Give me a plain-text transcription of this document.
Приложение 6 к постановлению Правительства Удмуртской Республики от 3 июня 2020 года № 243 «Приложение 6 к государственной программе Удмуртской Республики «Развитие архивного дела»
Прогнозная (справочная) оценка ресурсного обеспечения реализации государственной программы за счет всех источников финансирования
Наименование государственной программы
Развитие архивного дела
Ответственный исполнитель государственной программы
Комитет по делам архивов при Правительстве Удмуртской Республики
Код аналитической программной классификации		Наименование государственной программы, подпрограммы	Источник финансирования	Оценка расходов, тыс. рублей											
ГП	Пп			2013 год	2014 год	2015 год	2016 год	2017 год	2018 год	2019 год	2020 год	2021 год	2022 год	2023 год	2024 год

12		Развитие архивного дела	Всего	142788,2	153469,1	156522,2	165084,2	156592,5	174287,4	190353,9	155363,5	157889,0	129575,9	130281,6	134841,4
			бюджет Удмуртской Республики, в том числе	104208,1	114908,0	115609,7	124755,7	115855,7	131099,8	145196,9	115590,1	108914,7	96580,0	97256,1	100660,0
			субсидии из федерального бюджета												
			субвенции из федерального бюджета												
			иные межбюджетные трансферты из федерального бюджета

★ ★ ★

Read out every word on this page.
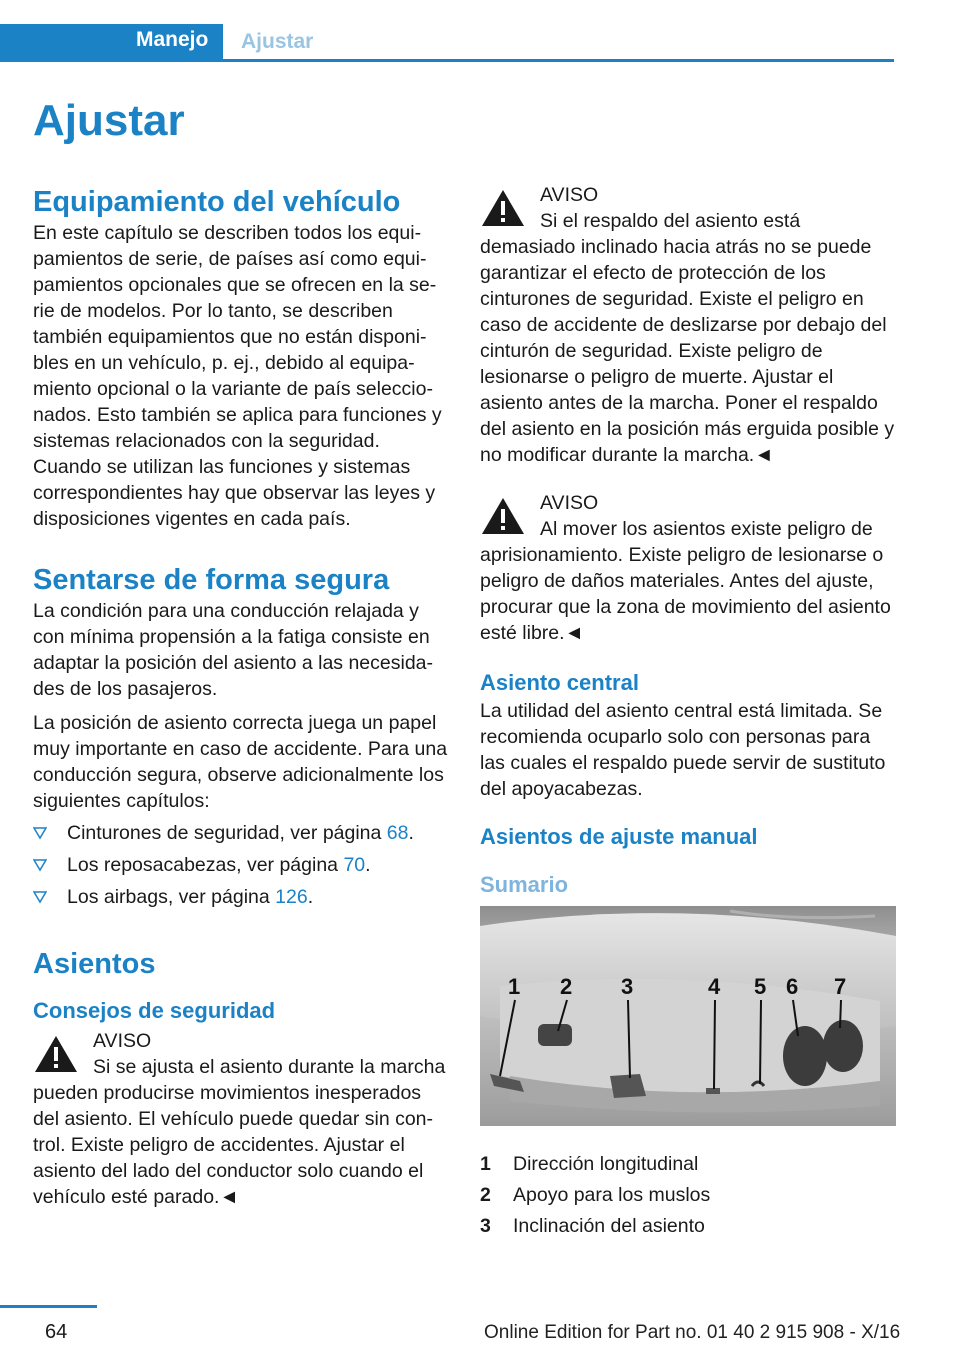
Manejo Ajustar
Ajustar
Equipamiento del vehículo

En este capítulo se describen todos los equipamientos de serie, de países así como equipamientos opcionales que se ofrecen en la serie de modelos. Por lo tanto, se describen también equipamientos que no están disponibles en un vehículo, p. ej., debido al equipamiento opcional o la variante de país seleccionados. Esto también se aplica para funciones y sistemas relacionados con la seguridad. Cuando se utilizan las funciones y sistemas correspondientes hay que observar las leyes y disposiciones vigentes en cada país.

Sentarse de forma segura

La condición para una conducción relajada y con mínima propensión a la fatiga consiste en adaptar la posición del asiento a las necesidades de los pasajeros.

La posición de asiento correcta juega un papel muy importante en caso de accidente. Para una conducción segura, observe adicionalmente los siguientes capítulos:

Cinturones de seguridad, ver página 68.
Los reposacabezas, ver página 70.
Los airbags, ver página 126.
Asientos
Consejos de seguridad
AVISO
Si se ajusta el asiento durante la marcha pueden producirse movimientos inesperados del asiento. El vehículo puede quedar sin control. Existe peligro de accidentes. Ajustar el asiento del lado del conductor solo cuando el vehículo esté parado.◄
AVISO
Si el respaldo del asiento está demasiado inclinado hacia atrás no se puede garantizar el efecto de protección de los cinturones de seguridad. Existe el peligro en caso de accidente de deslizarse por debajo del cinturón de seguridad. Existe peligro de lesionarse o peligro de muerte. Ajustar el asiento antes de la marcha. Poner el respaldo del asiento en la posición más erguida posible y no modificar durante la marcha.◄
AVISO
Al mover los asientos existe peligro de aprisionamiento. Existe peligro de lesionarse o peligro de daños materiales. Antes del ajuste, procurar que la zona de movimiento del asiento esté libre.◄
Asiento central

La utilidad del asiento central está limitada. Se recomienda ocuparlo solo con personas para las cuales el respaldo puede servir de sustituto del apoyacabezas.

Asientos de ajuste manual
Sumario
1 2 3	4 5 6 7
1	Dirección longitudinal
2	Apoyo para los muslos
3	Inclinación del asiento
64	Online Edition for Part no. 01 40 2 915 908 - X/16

★ ★ ★

=== Task ===
Only a number is wanted: how many lines of the material above hold "государственной"?

=== Response to this exercise ===
5